EXERCISE DETAILS: Find each line holding "леса" and copy it out.

Data records:
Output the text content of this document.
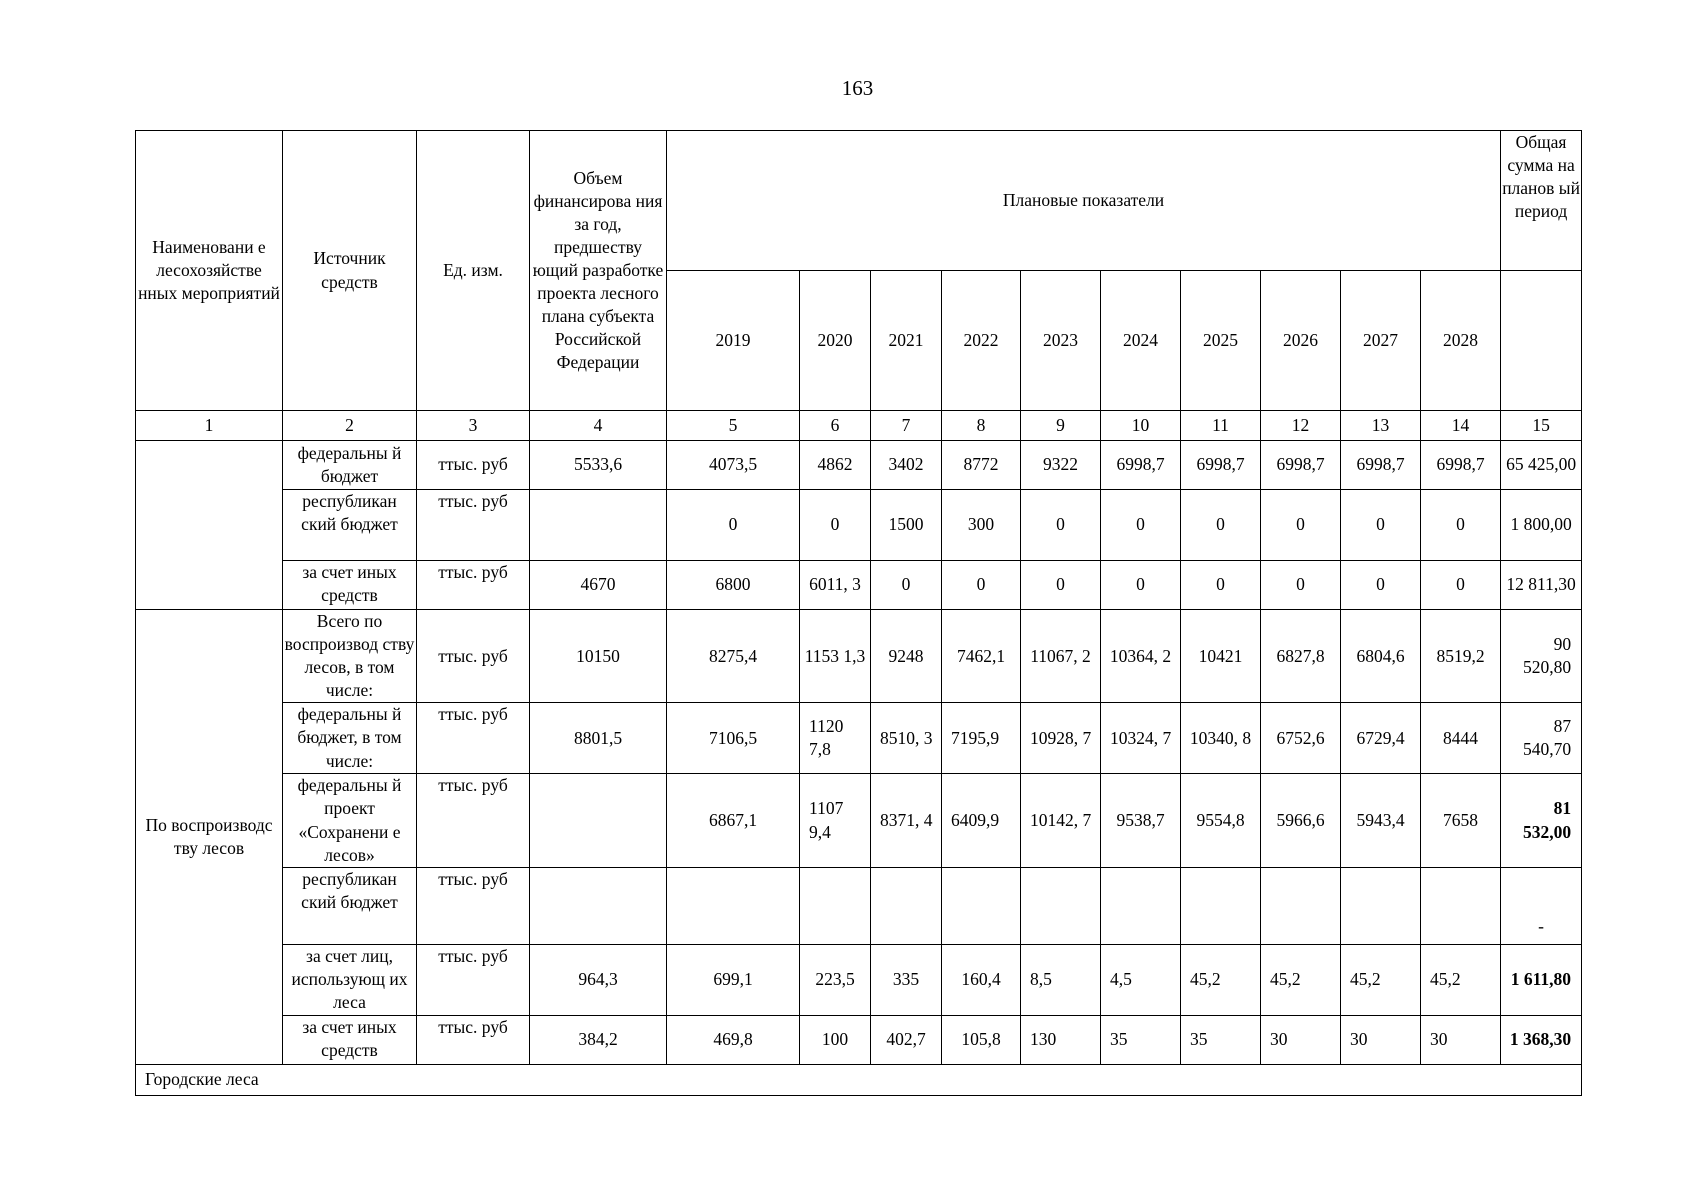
163
Наименовани е лесохозяйстве нных мероприятий	Источник средств	Ед. изм.	Объем финансирова ния за год, предшеству ющий разработке проекта лесного плана субъекта Российской Федерации	Плановые показатели										Общая сумма на планов ый период
				2019	2020	2021	2022	2023	2024	2025	2026	2027	2028	
1	2	3	4	5	6	7	8	9	10	11	12	13	14	15
	федеральны й бюджет	ттыс. руб	5533,6	4073,5	4862	3402	8772	9322	6998,7	6998,7	6998,7	6998,7	6998,7	65 425,00
	республикан ский бюджет	ттыс. руб		0	0	1500	300	0	0	0	0	0	0	1 800,00
	за счет иных средств	ттыс. руб	4670	6800	6011, 3	0	0	0	0	0	0	0	0	12 811,30
По воспроизводс тву лесов	Всего по воспроизвод ству лесов, в том числе:	ттыс. руб	10150	8275,4	1153 1,3	9248	7462,1	11067, 2	10364, 2	10421	6827,8	6804,6	8519,2	90 520,80
	федеральны й бюджет, в том числе:	ттыс. руб	8801,5	7106,5	1120 7,8	8510, 3	7195,9	10928, 7	10324, 7	10340, 8	6752,6	6729,4	8444	87 540,70
	федеральны й проект «Сохранени е лесов»	ттыс. руб		6867,1	1107 9,4	8371, 4	6409,9	10142, 7	9538,7	9554,8	5966,6	5943,4	7658	81 532,00
	республикан ский бюджет	ттыс. руб												-
	за счет лиц, использующ их леса	ттыс. руб	964,3	699,1	223,5	335	160,4	8,5	4,5	45,2	45,2	45,2	45,2	1 611,80
	за счет иных средств	ттыс. руб	384,2	469,8	100	402,7	105,8	130	35	35	30	30	30	1 368,30
Городские леса														
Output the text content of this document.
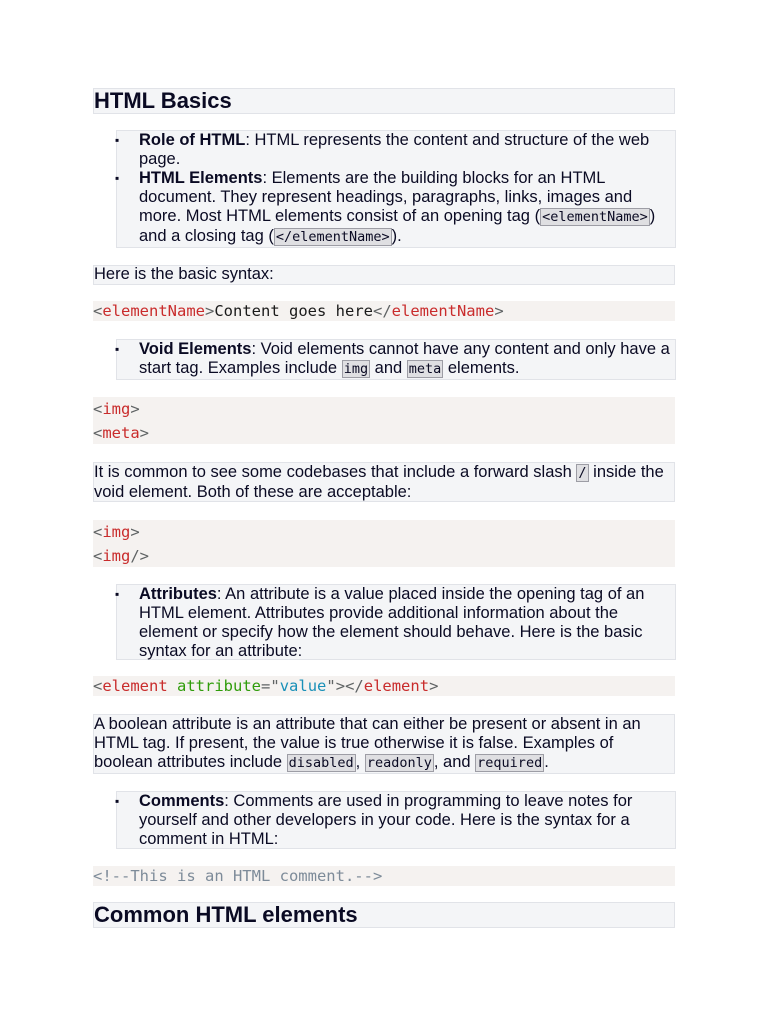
HTML Basics
▪ Role of HTML: HTML represents the content and structure of the web page.
▪ HTML Elements: Elements are the building blocks for an HTML document. They represent headings, paragraphs, links, images and more. Most HTML elements consist of an opening tag ( <elementName> ) and a closing tag ( </elementName> ).
Here is the basic syntax:
<elementName>Content goes here</elementName>
▪ Void Elements: Void elements cannot have any content and only have a start tag. Examples include img and meta elements.
<img>
<meta>
It is common to see some codebases that include a forward slash / inside the void element. Both of these are acceptable:
<img>
<img/>
▪ Attributes: An attribute is a value placed inside the opening tag of an HTML element. Attributes provide additional information about the element or specify how the element should behave. Here is the basic syntax for an attribute:
<element attribute="value"></element>
A boolean attribute is an attribute that can either be present or absent in an HTML tag. If present, the value is true otherwise it is false. Examples of boolean attributes include disabled , readonly , and required .
▪ Comments: Comments are used in programming to leave notes for yourself and other developers in your code. Here is the syntax for a comment in HTML:
<!--This is an HTML comment.-->
Common HTML elements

ANSWER TO THE PROBLEM:
	за счет лиц, использующ их леса	ттыс. руб	964,3	699,1	223,5	335	160,4	8,5	4,5	45,2	45,2	45,2	45,2	1 611,80
Городские леса														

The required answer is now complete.